### Supplied records
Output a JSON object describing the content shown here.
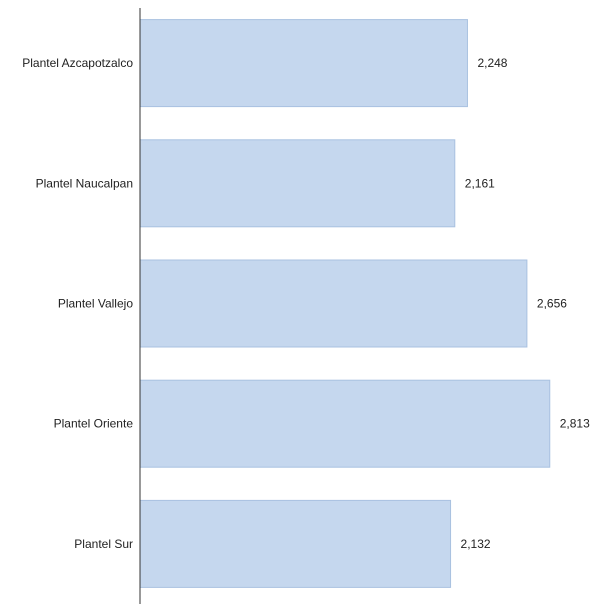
{
  "chart_data": {
    "type": "bar",
    "orientation": "horizontal",
    "title": "",
    "xlabel": "",
    "ylabel": "",
    "categories": [
      "Plantel Azcapotzalco",
      "Plantel Naucalpan",
      "Plantel Vallejo",
      "Plantel Oriente",
      "Plantel Sur"
    ],
    "values": [
      2248,
      2161,
      2656,
      2813,
      2132
    ],
    "value_labels": [
      "2,248",
      "2,161",
      "2,656",
      "2,813",
      "2,132"
    ],
    "xlim": [
      0,
      3000
    ],
    "grid": false,
    "legend": "none",
    "colors": {
      "bar_fill": "#c5d7ee",
      "bar_stroke": "#a9c1e0",
      "axis": "#333333",
      "text": "#222222"
    }
  }
}
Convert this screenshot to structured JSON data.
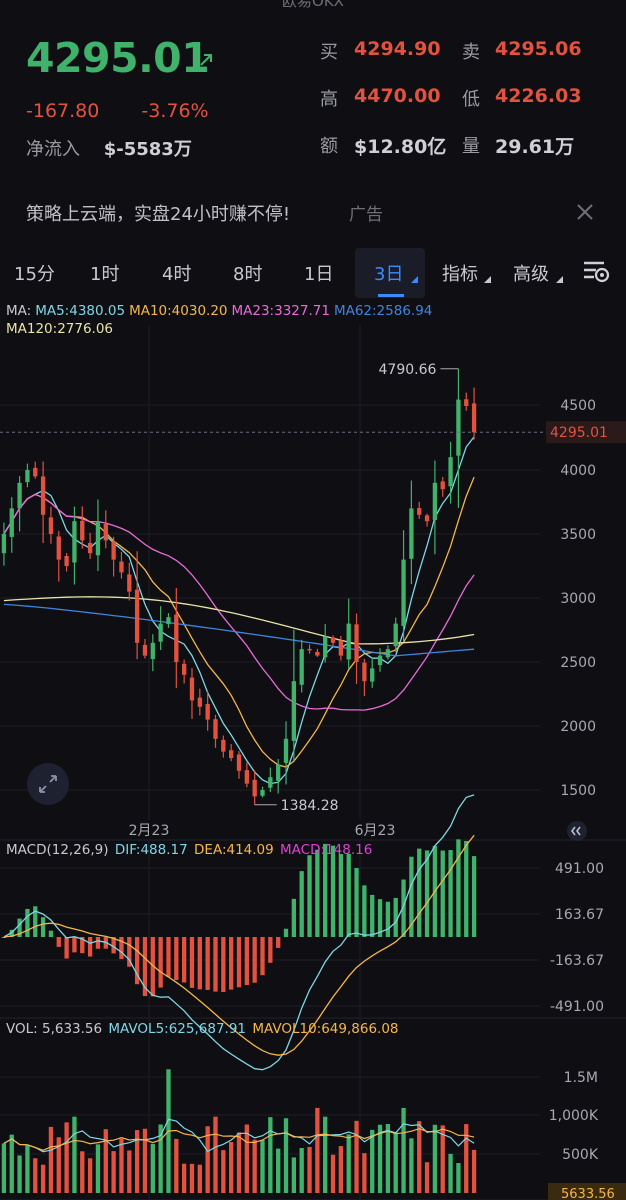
{
  "app": {
    "title": "欧易OKX"
  },
  "ticker": {
    "last_price": "4295.01",
    "change": "-167.80",
    "change_pct": "-3.76%",
    "netflow_label": "净流入",
    "netflow_value": "$-5583万"
  },
  "quote": {
    "bid_label": "买",
    "bid": "4294.90",
    "ask_label": "卖",
    "ask": "4295.06",
    "high_label": "高",
    "high": "4470.00",
    "low_label": "低",
    "low": "4226.03",
    "amount_label": "额",
    "amount": "$12.80亿",
    "volume_label": "量",
    "volume": "29.61万"
  },
  "ad": {
    "text": "策略上云端，实盘24小时赚不停!",
    "tag": "广告"
  },
  "tabs": [
    {
      "label": "15分"
    },
    {
      "label": "1时"
    },
    {
      "label": "4时"
    },
    {
      "label": "8时"
    },
    {
      "label": "1日"
    },
    {
      "label": "3日",
      "active": true
    },
    {
      "label": "指标"
    },
    {
      "label": "高级"
    }
  ],
  "ma_legend": {
    "ma_label": "MA:",
    "ma5": "MA5:4380.05",
    "ma10": "MA10:4030.20",
    "ma23": "MA23:3327.71",
    "ma62": "MA62:2586.94",
    "ma120": "MA120:2776.06"
  },
  "price_axis": [
    "4500",
    "4000",
    "3500",
    "3000",
    "2500",
    "2000",
    "1500"
  ],
  "current_price_tag": "4295.01",
  "high_marker": "4790.66",
  "low_marker": "1384.28",
  "date_axis": [
    "2月23",
    "6月23"
  ],
  "macd_legend": {
    "params": "MACD(12,26,9)",
    "dif": "DIF:488.17",
    "dea": "DEA:414.09",
    "macd": "MACD:148.16"
  },
  "macd_axis": [
    "491.00",
    "163.67",
    "-163.67",
    "-491.00"
  ],
  "vol_legend": {
    "vol": "VOL: 5,633.56",
    "mavol5": "MAVOL5:625,687.91",
    "mavol10": "MAVOL10:649,866.08"
  },
  "vol_axis": [
    "1.5M",
    "1,000K",
    "500K"
  ],
  "vol_current_tag": "5633.56",
  "colors": {
    "up": "#3fb26b",
    "down": "#e2523f",
    "ma5": "#7fd6e6",
    "ma10": "#f5b64a",
    "ma23": "#e86bd8",
    "ma62": "#3d85e0",
    "ma120": "#e8e3a8",
    "dif": "#7fd6e6",
    "dea": "#f5b64a",
    "macd": "#e23fd6"
  },
  "chart_data": [
    {
      "type": "candlestick",
      "title": "",
      "interval": "3日",
      "x_labels": [
        "2月23",
        "6月23"
      ],
      "ylim": [
        1384.28,
        4790.66
      ],
      "y_ticks": [
        1500,
        2000,
        2500,
        3000,
        3500,
        4000,
        4500
      ],
      "last": 4295.01,
      "period_high": 4790.66,
      "period_low": 1384.28,
      "moving_averages": {
        "MA5": 4380.05,
        "MA10": 4030.2,
        "MA23": 3327.71,
        "MA62": 2586.94,
        "MA120": 2776.06
      },
      "close_path": [
        3500,
        3700,
        3900,
        4000,
        3950,
        3650,
        3500,
        3300,
        3250,
        3600,
        3450,
        3350,
        3600,
        3450,
        3300,
        3200,
        3050,
        2650,
        2550,
        2650,
        2800,
        2850,
        2500,
        2400,
        2200,
        2150,
        2050,
        1900,
        1800,
        1750,
        1650,
        1550,
        1450,
        1500,
        1600,
        1700,
        1900,
        2350,
        2600,
        2600,
        2550,
        2700,
        2650,
        2550,
        2800,
        2500,
        2350,
        2450,
        2550,
        2600,
        2800,
        3300,
        3700,
        3650,
        3600,
        3900,
        3850,
        4100,
        4550,
        4500,
        4295
      ]
    },
    {
      "type": "line+bar",
      "title": "MACD(12,26,9)",
      "series": [
        {
          "name": "DIF",
          "last": 488.17
        },
        {
          "name": "DEA",
          "last": 414.09
        },
        {
          "name": "MACD",
          "last": 148.16
        }
      ],
      "y_ticks": [
        491.0,
        163.67,
        -163.67,
        -491.0
      ]
    },
    {
      "type": "bar",
      "title": "VOL",
      "series": [
        {
          "name": "VOL",
          "last": 5633.56
        },
        {
          "name": "MAVOL5",
          "last": 625687.91
        },
        {
          "name": "MAVOL10",
          "last": 649866.08
        }
      ],
      "y_ticks": [
        "1.5M",
        "1,000K",
        "500K"
      ]
    }
  ]
}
######
The task:
State how many lines of the listing include the word "name". Reply with the number alone.

Correct response:
6